» **Instruction**:
Report, word for word, every line of the material that contains "elkülöníteni".

Data excerpts:

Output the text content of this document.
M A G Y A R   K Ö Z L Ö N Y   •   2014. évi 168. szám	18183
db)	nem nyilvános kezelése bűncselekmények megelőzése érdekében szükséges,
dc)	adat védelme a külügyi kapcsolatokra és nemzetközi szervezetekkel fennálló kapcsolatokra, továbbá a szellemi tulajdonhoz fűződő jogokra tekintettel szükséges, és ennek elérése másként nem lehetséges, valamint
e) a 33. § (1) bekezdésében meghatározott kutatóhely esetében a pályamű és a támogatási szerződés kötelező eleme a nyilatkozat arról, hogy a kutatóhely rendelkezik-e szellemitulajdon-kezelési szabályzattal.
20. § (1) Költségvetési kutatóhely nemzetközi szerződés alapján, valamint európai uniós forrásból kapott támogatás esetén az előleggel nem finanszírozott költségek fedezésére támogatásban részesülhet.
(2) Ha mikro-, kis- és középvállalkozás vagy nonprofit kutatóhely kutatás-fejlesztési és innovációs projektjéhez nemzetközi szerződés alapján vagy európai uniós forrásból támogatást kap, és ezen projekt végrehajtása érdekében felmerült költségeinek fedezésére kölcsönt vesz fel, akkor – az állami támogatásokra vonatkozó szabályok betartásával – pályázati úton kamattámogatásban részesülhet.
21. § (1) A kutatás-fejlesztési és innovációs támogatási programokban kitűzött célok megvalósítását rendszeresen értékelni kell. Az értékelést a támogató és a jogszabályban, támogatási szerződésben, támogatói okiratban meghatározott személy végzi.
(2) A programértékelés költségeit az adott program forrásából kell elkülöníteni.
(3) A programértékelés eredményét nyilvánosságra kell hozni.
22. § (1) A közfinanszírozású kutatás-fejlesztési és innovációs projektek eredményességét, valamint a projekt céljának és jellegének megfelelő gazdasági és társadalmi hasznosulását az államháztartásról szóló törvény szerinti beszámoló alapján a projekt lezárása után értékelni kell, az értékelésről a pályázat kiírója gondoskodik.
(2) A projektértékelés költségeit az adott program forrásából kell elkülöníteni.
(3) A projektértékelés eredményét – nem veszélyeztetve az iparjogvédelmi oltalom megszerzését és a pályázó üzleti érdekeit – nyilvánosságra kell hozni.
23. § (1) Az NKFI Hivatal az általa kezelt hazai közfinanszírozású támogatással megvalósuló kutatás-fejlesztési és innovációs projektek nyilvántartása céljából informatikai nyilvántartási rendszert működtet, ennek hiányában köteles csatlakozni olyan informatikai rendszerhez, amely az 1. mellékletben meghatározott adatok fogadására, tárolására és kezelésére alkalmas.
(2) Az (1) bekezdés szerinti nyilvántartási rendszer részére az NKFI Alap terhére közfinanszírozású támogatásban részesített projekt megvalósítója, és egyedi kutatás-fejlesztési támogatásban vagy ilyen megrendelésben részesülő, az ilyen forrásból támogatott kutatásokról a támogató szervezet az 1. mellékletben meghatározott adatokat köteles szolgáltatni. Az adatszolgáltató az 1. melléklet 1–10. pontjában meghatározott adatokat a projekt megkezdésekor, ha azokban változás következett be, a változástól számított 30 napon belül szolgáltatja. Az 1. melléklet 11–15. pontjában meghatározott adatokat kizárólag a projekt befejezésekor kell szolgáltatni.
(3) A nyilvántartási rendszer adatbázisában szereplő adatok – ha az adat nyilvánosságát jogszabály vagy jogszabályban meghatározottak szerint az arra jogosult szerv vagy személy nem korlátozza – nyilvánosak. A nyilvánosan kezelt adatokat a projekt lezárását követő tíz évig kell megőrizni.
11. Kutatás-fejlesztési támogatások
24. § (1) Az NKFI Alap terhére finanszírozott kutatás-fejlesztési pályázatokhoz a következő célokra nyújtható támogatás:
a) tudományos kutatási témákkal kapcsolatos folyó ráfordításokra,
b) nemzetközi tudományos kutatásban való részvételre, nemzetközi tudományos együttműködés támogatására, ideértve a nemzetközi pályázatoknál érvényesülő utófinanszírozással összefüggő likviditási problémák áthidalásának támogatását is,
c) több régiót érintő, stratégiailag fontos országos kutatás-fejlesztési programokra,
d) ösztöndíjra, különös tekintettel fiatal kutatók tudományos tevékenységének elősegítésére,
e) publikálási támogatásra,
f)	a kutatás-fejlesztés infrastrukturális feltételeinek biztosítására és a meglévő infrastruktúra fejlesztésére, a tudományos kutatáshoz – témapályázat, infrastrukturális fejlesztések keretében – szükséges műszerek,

--

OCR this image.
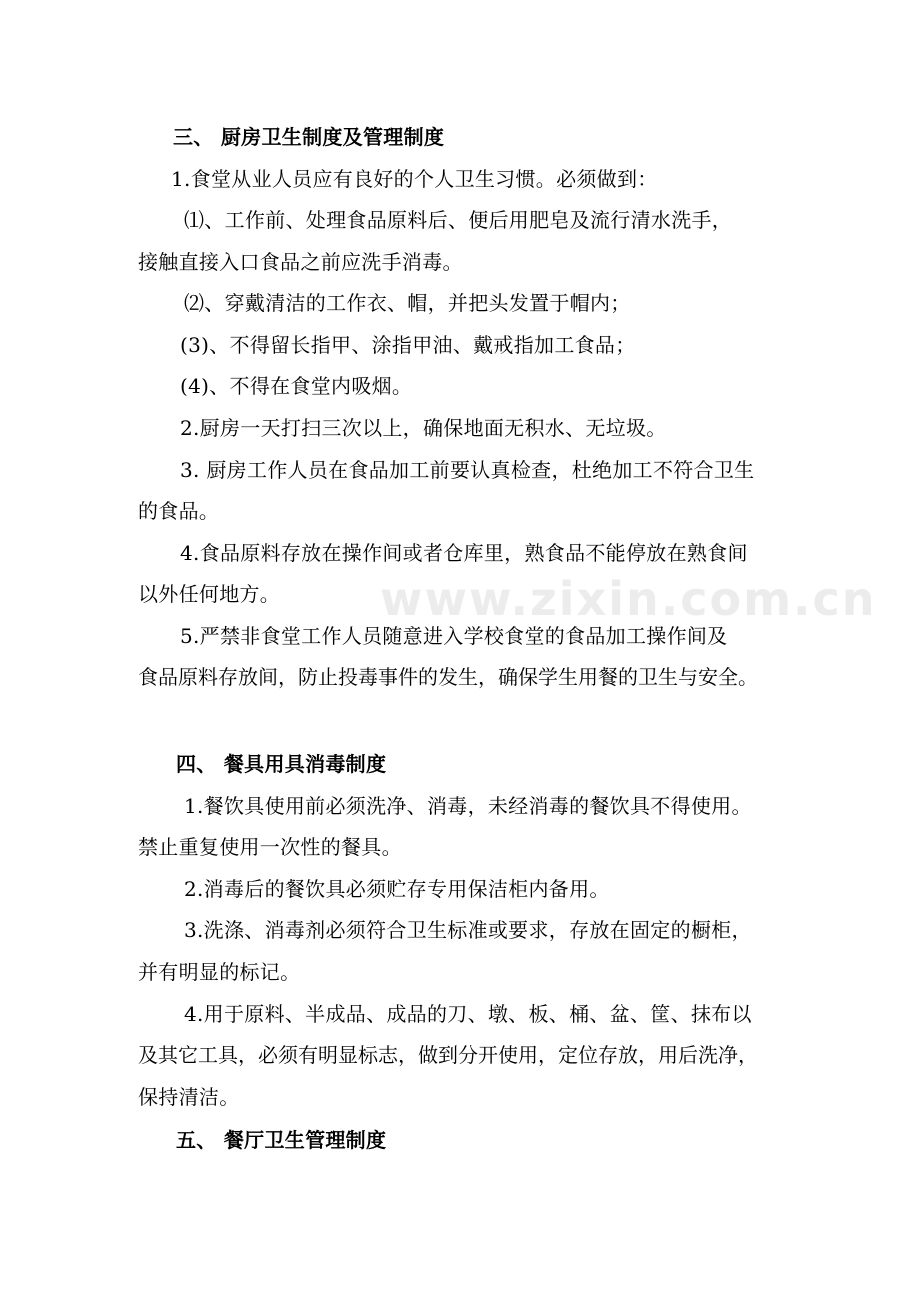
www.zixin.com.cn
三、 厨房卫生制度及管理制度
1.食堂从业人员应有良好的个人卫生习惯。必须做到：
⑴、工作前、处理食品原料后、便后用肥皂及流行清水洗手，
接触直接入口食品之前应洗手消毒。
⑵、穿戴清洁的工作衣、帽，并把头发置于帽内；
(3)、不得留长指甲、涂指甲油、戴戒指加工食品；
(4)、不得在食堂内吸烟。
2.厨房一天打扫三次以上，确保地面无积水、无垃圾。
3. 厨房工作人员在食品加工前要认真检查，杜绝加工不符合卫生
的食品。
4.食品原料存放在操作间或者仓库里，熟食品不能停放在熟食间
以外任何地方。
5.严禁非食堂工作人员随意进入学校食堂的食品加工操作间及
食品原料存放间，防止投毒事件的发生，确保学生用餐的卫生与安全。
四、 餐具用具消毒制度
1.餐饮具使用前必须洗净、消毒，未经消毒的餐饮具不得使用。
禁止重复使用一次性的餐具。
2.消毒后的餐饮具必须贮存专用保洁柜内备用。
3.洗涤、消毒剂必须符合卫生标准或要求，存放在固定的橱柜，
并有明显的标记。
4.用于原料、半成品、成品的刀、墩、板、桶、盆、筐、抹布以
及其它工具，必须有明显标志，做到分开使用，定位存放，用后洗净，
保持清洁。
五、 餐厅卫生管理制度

---

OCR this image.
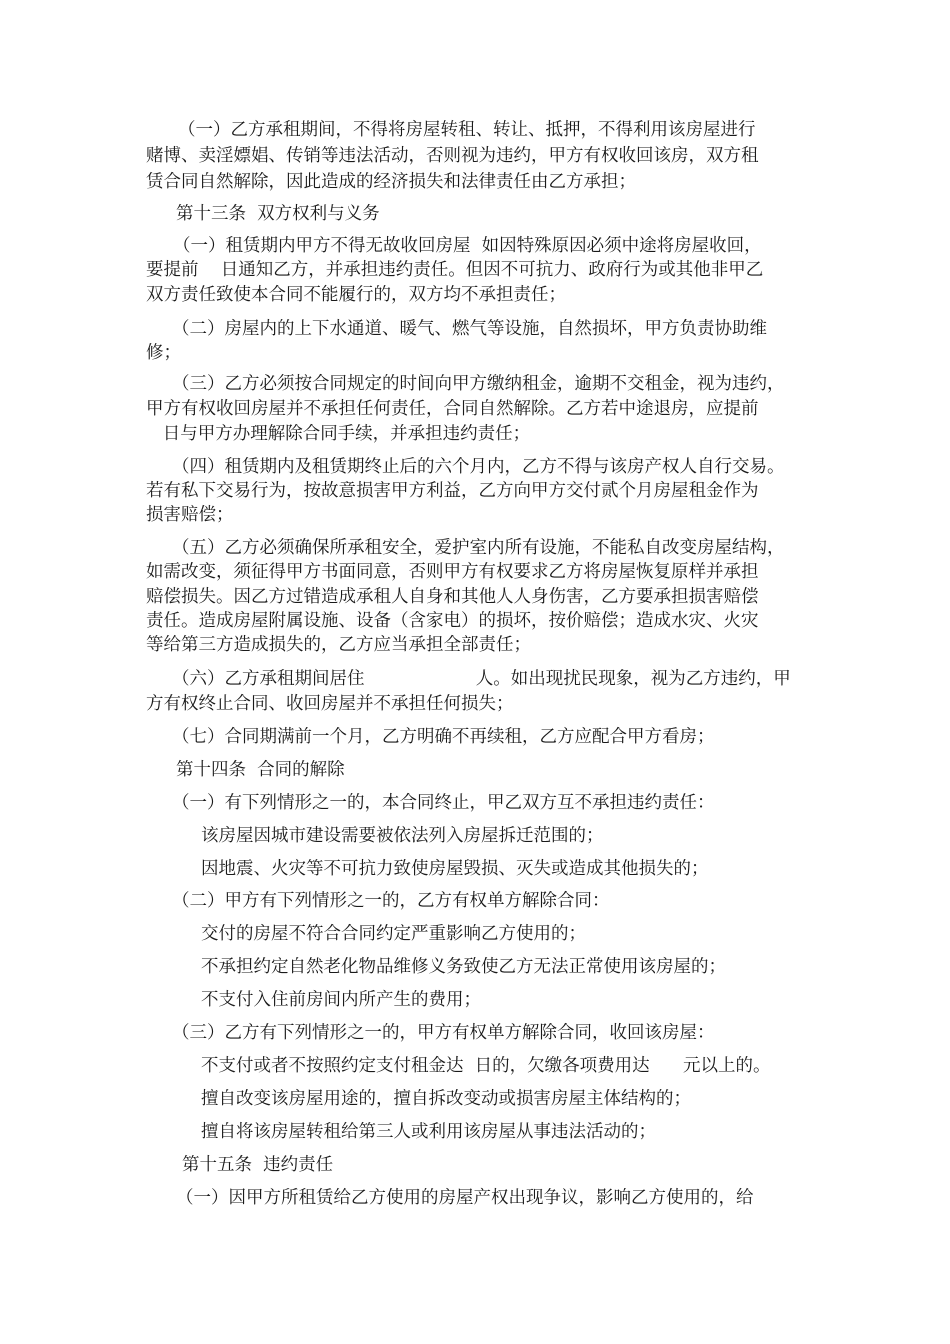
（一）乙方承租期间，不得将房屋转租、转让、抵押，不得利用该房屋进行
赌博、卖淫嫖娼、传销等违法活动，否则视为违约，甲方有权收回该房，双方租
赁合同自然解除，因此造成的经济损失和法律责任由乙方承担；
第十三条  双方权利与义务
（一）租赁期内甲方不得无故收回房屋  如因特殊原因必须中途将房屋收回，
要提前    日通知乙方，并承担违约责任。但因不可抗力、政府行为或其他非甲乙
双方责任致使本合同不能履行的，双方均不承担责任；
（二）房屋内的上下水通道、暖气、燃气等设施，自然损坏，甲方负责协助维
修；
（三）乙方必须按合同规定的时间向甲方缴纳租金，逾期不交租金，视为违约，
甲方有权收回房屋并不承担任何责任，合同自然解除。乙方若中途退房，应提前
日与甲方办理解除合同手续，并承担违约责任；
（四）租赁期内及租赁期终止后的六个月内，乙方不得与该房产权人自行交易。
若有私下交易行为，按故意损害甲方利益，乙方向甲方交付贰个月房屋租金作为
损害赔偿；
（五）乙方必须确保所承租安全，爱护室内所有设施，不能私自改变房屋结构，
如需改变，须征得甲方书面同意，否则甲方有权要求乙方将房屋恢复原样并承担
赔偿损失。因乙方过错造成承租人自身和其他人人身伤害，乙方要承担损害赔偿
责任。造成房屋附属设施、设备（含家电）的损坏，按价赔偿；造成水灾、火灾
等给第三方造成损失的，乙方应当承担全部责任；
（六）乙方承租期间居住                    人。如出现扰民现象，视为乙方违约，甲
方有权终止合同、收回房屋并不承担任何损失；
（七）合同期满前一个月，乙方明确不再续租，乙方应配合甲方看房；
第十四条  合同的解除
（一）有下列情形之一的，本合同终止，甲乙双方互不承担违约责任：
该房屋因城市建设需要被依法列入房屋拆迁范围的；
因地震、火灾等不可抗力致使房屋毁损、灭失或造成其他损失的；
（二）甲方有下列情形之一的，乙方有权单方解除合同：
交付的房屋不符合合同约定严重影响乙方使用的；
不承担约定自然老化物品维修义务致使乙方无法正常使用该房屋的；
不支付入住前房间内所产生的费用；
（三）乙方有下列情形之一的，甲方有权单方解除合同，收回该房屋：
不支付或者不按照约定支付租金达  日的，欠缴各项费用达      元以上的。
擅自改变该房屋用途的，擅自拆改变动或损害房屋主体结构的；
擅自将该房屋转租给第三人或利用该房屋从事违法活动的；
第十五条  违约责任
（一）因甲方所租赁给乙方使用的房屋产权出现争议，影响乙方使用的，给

» **In response**:
(2) A programértékelés költségeit az adott program forrásából kell elkülöníteni.
(2) A projektértékelés költségeit az adott program forrásából kell elkülöníteni.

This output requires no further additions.